━━━ Records for the task ━━━

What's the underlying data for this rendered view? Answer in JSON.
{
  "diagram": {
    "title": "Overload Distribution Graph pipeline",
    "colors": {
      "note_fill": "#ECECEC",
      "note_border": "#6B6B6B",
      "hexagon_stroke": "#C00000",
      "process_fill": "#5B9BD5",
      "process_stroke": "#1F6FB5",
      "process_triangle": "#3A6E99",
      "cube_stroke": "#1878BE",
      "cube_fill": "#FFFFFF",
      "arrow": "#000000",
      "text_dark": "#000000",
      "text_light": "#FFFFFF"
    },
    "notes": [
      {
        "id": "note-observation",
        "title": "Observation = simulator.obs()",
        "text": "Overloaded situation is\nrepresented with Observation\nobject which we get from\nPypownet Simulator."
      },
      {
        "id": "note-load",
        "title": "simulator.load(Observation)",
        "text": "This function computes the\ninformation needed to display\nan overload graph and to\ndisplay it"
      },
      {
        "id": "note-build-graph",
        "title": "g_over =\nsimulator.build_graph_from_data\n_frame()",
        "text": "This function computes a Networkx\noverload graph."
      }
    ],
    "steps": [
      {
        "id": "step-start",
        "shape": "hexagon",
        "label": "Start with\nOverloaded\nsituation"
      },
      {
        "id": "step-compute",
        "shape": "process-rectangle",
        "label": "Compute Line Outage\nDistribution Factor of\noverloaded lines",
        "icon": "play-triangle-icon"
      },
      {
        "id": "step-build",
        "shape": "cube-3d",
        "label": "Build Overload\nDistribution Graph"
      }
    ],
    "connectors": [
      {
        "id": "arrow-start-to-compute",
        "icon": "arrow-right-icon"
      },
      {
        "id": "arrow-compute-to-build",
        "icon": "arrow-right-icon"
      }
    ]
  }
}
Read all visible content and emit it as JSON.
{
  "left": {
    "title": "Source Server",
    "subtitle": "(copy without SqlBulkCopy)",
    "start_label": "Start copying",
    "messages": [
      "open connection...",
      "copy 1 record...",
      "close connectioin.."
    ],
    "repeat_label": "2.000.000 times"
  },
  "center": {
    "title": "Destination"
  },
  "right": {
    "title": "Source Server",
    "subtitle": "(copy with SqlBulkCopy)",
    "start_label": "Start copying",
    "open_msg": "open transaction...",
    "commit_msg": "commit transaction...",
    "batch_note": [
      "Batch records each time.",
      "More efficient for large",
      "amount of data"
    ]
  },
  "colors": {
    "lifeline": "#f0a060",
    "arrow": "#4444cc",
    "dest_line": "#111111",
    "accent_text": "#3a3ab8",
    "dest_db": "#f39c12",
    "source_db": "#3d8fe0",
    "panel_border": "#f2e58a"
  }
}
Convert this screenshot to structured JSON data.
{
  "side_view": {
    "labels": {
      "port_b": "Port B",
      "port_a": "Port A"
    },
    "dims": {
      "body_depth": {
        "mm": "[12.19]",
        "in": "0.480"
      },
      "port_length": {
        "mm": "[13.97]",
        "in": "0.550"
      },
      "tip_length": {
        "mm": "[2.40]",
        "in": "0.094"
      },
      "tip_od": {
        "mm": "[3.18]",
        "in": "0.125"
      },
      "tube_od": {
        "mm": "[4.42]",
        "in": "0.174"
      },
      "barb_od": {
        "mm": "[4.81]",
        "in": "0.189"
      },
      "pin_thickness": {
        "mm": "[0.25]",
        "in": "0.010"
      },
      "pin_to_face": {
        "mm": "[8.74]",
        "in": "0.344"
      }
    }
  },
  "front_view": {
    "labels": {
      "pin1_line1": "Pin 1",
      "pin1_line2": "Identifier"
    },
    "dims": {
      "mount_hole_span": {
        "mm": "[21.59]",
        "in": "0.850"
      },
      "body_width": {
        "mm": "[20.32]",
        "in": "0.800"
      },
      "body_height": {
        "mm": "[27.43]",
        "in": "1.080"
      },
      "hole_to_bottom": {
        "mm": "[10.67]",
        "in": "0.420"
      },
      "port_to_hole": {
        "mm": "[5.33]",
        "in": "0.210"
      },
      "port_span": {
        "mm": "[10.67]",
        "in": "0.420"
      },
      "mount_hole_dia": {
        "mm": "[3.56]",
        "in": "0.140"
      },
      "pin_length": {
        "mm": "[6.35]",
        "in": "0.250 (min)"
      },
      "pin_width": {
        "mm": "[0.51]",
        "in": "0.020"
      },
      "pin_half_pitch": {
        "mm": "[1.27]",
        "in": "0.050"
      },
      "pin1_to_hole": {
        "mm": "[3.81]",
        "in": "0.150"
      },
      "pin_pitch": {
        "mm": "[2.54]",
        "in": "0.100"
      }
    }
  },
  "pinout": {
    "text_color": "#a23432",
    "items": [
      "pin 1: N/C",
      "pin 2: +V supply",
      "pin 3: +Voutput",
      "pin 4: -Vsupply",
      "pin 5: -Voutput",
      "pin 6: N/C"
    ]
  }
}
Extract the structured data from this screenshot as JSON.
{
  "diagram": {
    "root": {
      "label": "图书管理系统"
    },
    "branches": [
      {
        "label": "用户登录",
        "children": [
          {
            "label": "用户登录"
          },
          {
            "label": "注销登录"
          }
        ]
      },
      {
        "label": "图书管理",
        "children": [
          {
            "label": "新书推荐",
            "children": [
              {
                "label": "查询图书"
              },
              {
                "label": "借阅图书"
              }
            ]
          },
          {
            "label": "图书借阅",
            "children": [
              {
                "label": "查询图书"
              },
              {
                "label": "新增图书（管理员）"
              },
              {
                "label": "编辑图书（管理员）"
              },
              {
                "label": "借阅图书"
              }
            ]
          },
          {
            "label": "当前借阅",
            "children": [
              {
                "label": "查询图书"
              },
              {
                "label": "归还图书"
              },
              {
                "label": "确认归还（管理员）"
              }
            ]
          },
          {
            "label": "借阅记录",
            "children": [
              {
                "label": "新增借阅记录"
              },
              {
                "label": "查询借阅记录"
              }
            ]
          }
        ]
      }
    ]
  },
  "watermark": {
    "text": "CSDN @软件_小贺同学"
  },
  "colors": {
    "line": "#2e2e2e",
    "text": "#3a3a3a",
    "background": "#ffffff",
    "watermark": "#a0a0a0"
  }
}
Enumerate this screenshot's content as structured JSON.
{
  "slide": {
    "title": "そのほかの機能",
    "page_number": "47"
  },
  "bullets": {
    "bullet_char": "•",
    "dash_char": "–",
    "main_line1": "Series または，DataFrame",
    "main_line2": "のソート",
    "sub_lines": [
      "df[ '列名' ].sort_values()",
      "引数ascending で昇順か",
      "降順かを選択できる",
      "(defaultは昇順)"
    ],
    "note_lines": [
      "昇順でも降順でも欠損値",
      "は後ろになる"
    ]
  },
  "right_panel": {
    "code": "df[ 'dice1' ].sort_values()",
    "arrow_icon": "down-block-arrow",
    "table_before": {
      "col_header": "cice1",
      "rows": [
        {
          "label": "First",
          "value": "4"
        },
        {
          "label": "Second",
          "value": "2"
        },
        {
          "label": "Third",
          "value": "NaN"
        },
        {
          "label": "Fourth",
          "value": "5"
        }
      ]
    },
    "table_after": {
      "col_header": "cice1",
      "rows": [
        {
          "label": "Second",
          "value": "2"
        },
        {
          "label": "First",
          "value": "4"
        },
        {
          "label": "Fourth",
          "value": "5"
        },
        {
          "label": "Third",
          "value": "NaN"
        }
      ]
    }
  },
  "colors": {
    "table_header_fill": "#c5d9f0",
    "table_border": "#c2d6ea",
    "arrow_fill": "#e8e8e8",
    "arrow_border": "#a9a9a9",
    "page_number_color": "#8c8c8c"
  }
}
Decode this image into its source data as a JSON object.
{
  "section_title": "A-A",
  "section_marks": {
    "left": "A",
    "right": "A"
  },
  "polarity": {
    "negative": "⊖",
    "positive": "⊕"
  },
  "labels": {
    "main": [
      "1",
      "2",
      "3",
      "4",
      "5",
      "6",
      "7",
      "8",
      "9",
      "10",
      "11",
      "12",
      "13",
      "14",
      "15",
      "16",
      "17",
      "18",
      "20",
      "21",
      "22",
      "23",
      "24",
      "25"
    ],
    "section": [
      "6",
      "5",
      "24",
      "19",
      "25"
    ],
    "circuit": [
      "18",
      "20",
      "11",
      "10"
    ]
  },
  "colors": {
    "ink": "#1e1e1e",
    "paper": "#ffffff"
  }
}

━━━

● Set exercise: Pick each line holding the word "subtitle" out of the data and copy it.

● Response to this task:
    "subtitle": "(copy without SqlBulkCopy)",
    "subtitle": "(copy with SqlBulkCopy)",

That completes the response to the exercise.